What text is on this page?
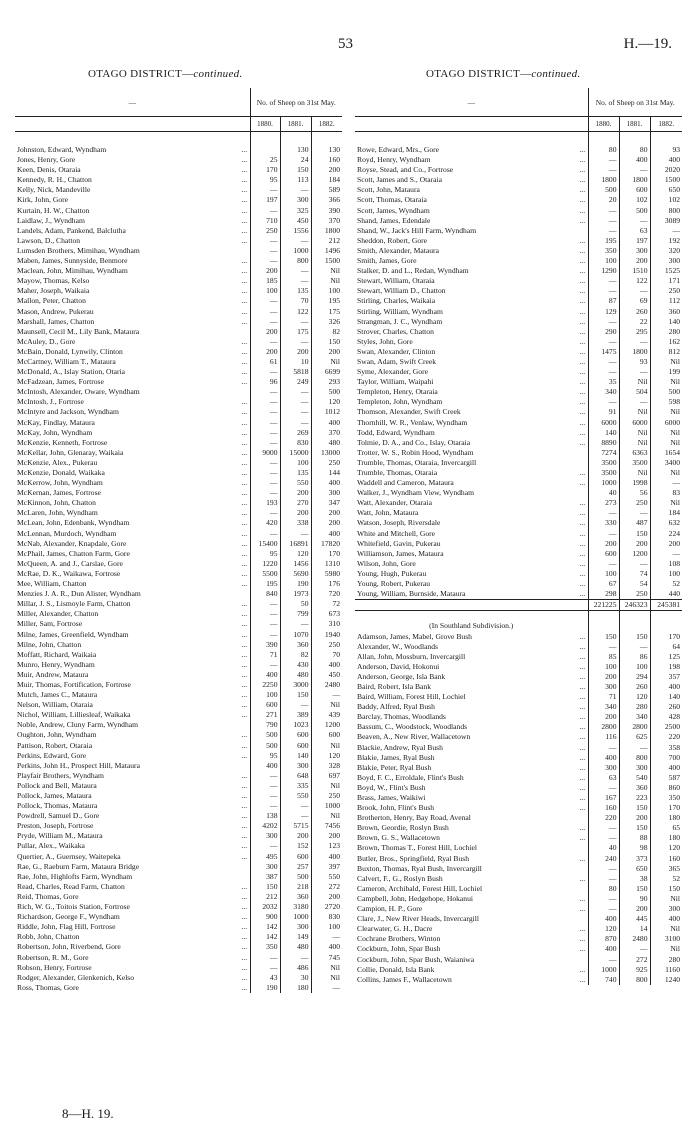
53	H.—19.
OTAGO DISTRICT—continued.	OTAGO DISTRICT—continued.
—		No. of Sheep on 31st May.		
		1880.	1881.	1882.

Johnston, Edward, Wyndham	...		130	130
Jones, Henry, Gore	...	25	24	160
Keen, Denis, Otaraia	...	170	150	200
Kennedy, R. H., Chatton	...	95	113	184
Kelly, Nick, Mandeville	...	—	—	589
Kirk, John, Gore	...	197	300	366
Kurtain, H. W., Chatton	...	—	325	390
Laidlaw, J., Wyndham	...	710	450	370
Landels, Adam, Pankend, Balclutha	...	250	1556	1800
Lawson, D., Chatton	...	—	—	212
Lumsden Brothers, Mimihau, Wyndham		—	1000	1496
Maben, James, Sunnyside, Benmore	...	—	800	1500
Maclean, John, Mimihau, Wyndham	...	200	—	Nil
Mayow, Thomas, Kelso	...	185	—	Nil
Maher, Joseph, Waikaia	...	100	135	100
Mallon, Peter, Chatton	...	—	70	195
Mason, Andrew, Pukerau	...	—	122	175
Marshall, James, Chatton	...	—	—	326
Maunsell, Cecil M., Lily Bank, Mataura		200	175	82
McAuley, D., Gore	...	—	—	150
McBain, Donald, Lynwily, Clinton	...	200	200	200
McCartney, William T., Mataura	...	61	10	Nil
McDonald, A., Islay Station, Otaria	...	—	5818	6699
McFadzean, James, Fortrose	...	96	249	293
McIntosh, Alexander, Oware, Wyndham		—	—	500
McIntosh, J., Fortrose	...	—	—	120
McIntyre and Jackson, Wyndham	...	—	—	1012
McKay, Findlay, Mataura	...	—	—	400
McKay, John, Wyndham	...	—	269	370
McKenzie, Kenneth, Fortrose	...	—	830	480
McKellar, John, Glenaray, Waikaia	...	9000	15000	13000
McKenzie, Alex., Pukerau	...	—	100	250
McKenzie, Donald, Waikaka	...	—	135	144
McKerrow, John, Wyndham	...	—	550	400
McKernan, James, Fortrose	...	—	200	300
McKinnon, John, Chatton	...	193	270	347
McLaren, John, Wyndham	...	—	200	200
McLean, John, Edenbank, Wyndham	...	420	338	200
McLennan, Murdoch, Wyndham	...	—	—	400
McNab, Alexander, Knapdale, Gore	...	15400	16891	17820
McPhail, James, Chatton Farm, Gore	...	95	120	170
McQueen, A. and J., Carslae, Gore	...	1220	1456	1310
McRae, D. K., Waikawa, Fortrose	...	5500	5690	5980
Mee, William, Chatton	...	195	190	176
Menzies J. A. R., Dun Alister, Wyndham		840	1973	720
Millar, J. S., Lismoyle Farm, Chatton	...	—	50	72
Miller, Alexander, Chatton	...	—	799	673
Miller, Sam, Fortrose	...	—	—	310
Milne, James, Greenfield, Wyndham	...	—	1070	1940
Milne, John, Chatton	...	390	360	250
Moffatt, Richard, Waikaia	...	71	82	70
Munro, Henry, Wyndham	...	—	430	400
Muir, Andrew, Mataura	...	400	480	450
Muir, Thomas, Fortification, Fortrose	...	2250	3000	2480
Mutch, James C., Mataura	...	100	150	—
Nelson, William, Otaraia	...	600	—	Nil
Nichol, William, Lilliesleaf, Waikaka	...	271	389	439
Noble, Andrew, Cluny Farm, Wyndham		790	1023	1200
Oughton, John, Wyndham	...	500	600	600
Pattison, Robert, Otaraia	...	500	600	Nil
Perkins, Edward, Gore	...	95	140	120
Perkins, John H., Prospect Hill, Mataura		400	300	328
Playfair Brothers, Wyndham	...	—	648	697
Pollock and Bell, Mataura	...	—	335	Nil
Pollock, James, Mataura	...	—	550	250
Pollock, Thomas, Mataura	...	—	—	1000
Powdrell, Samuel D., Gore	...	138	—	Nil
Preston, Joseph, Fortrose	...	4202	5715	7456
Pryde, William M., Mataura	...	300	200	200
Pullar, Alex., Waikaka	...	—	152	123
Quertier, A., Guernsey, Waitepeka	...	495	600	400
Rae, G., Raeburn Farm, Mataura Bridge		300	257	397
Rae, John, Highlofts Farm, Wyndham		387	500	550
Read, Charles, Read Farm, Chatton	...	150	218	272
Reid, Thomas, Gore	...	212	360	200
Rich, W. G., Toitois Station, Fortrose	...	2032	3180	2720
Richardson, George F., Wyndham	...	900	1000	830
Riddle, John, Flag Hill, Fortrose	...	142	300	100
Robb, John, Chatton	...	142	149	—
Robertson, John, Riverbend, Gore	...	350	480	400
Robertson, R. M., Gore	...	—	—	745
Robson, Henry, Fortrose	...	—	486	Nil
Rodger, Alexander, Glenkenich, Kelso	...	43	30	Nil
Ross, Thomas, Gore	...	190	180	—
—		No. of Sheep on 31st May.		
		1880.	1881.	1882.

Rowe, Edward, Mrs., Gore	...	80	80	93
Royd, Henry, Wyndham	...	—	400	400
Royse, Stead, and Co., Fortrose	...	—	—	2020
Scott, James and S., Otaraia	...	1800	1800	1500
Scott, John, Mataura	...	500	600	650
Scott, Thomas, Otaraia	...	20	102	102
Scott, James, Wyndham	...	—	500	800
Shand, James, Edendale	...	—	—	3089
Shand, W., Jack's Hill Farm, Wyndham		—	63	—
Sheddon, Robert, Gore	...	195	197	192
Smith, Alexander, Mataura	...	350	300	320
Smith, James, Gore	...	100	200	300
Stalker, D. and L., Redan, Wyndham	...	1290	1510	1525
Stewart, William, Otaraia	...	—	122	171
Stewart, William D., Chatton	...	—	—	250
Stirling, Charles, Waikaia	...	87	69	112
Stirling, William, Wyndham	...	129	260	360
Strangman, J. C., Wyndham	...	—	22	140
Strover, Charles, Chatton	...	290	295	280
Styles, John, Gore	...	—	—	162
Swan, Alexander, Clinton	...	1475	1800	812
Swan, Adam, Swift Creek	...	—	93	Nil
Syme, Alexander, Gore	...	—	—	199
Taylor, William, Waipahi	...	35	Nil	Nil
Templeton, Henry, Otaraia	...	340	504	500
Templeton, John, Wyndham	...	—	—	598
Thomson, Alexander, Swift Creek	...	91	Nil	Nil
Thornhill, W. R., Venlaw, Wyndham	...	6000	6000	6000
Todd, Edward, Wyndham	...	140	Nil	Nil
Tolmie, D. A., and Co., Islay, Otaraia	...	8890	Nil	Nil
Trotter, W. S., Robin Hood, Wyndham		7274	6363	1654
Trumble, Thomas, Otaraia, Invercargill		3500	3500	3400
Trumble, Thomas, Otaraia	...	3500	Nil	Nil
Waddell and Cameron, Mataura	...	1000	1998	—
Walker, J., Wyndham View, Wyndham		40	56	83
Watt, Alexander, Otaraia	...	273	250	Nil
Watt, John, Mataura	...	—	—	184
Watson, Joseph, Riversdale	...	330	487	632
White and Mitchell, Gore	...	—	150	224
Whitefield, Gavin, Pukerau	...	200	200	200
Williamson, James, Mataura	...	600	1200	—
Wilson, John, Gore	...	—	—	108
Young, Hugh, Pukerau	...	100	74	100
Young, Robert, Pukerau	...	67	54	52
Young, William, Burnside, Mataura	...	298	250	440
		221225	246323	245381

(In Southland Subdivision.)				
Adamson, James, Mabel, Grove Bush	...	150	150	170
Alexander, W., Woodlands	...	—	—	64
Allan, John, Mossburn, Invercargill	...	85	86	125
Anderson, David, Hokonui	...	100	100	198
Anderson, George, Isla Bank	...	200	294	357
Baird, Robert, Isla Bank	...	300	260	400
Baird, William, Forest Hill, Lochiel	...	71	120	140
Baddy, Alfred, Ryal Bush	...	340	280	260
Barclay, Thomas, Woodlands	...	200	340	428
Bassum, C., Woodstock, Woodlands	...	2800	2800	2500
Beaven, A., New River, Wallacetown	...	116	625	220
Blackie, Andrew, Ryal Bush	...	—	—	358
Blakie, James, Ryal Bush	...	400	800	700
Blakie, Peter, Ryal Bush	...	300	300	400
Boyd, F. C., Erroldale, Flint's Bush	...	63	540	587
Boyd, W., Flint's Bush	...	—	360	860
Brass, James, Waikiwi	...	167	223	350
Brook, John, Flint's Bush	...	160	150	170
Brotherton, Henry, Bay Road, Avenal		220	200	180
Brown, Geordie, Roslyn Bush	...	—	150	65
Brown, G. S., Wallacetown	...	—	88	180
Brown, Thomas T., Forest Hill, Lochiel		40	98	120
Butler, Bros., Springfield, Ryal Bush	...	240	373	160
Buxton, Thomas, Ryal Bush, Invercargill		—	650	365
Calvert, F., G., Roslyn Bush	...	—	38	52
Cameron, Archibald, Forest Hill, Lochiel		80	150	150
Campbell, John, Hedgehope, Hokanui	...	—	90	Nil
Campion, H. P., Gore	...	—	200	300
Clare, J., New River Heads, Invercargill		400	445	400
Clearwater, G. H., Dacre	...	120	14	Nil
Cochrane Brothers, Winton	...	870	2480	3100
Cockburn, John, Spar Bush	...	400	—	Nil
Cockburn, John, Spar Bush, Waianiwa		—	272	280
Collie, Donald, Isla Bank	...	1000	925	1160
Collins, James F., Wallacetown	...	740	800	1240
8—H. 19.
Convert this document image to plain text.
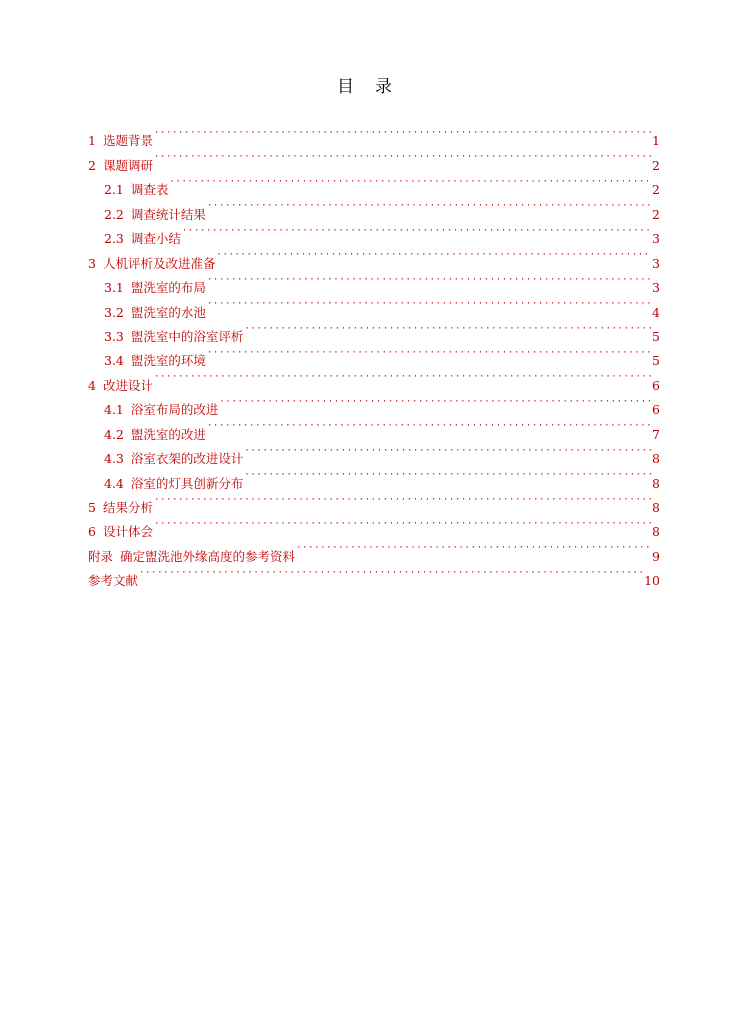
目 录
1 选题背景 ·····	1
2 课题调研 ·····	2
2.1 调查表 ·····	2
2.2 调查统计结果 ·····	2
2.3 调查小结 ·····	3
3 人机评析及改进准备 ·····	3
3.1 盥洗室的布局 ·····	3
3.2 盥洗室的水池 ·····	4
3.3 盥洗室中的浴室评析 ·····	5
3.4 盥洗室的环境 ·····	5
4 改进设计 ·····	6
4.1 浴室布局的改进 ·····	6
4.2 盥洗室的改进 ·····	7
4.3 浴室衣架的改进设计 ·····	8
4.4 浴室的灯具创新分布 ·····	8
5 结果分析 ·····	8
6 设计体会 ·····	8
附录 确定盥洗池外缘高度的参考资料 ·····	9
参考文献 ·····	10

##############################

(WORK INSTRUCTIONS):
For each line of the listing that holds the word "Boyd", show that line.

(RESPONSE):
Boyd, F. C., Erroldale, Flint's Bush	...	63	540	587
Boyd, W., Flint's Bush	...	—	360	860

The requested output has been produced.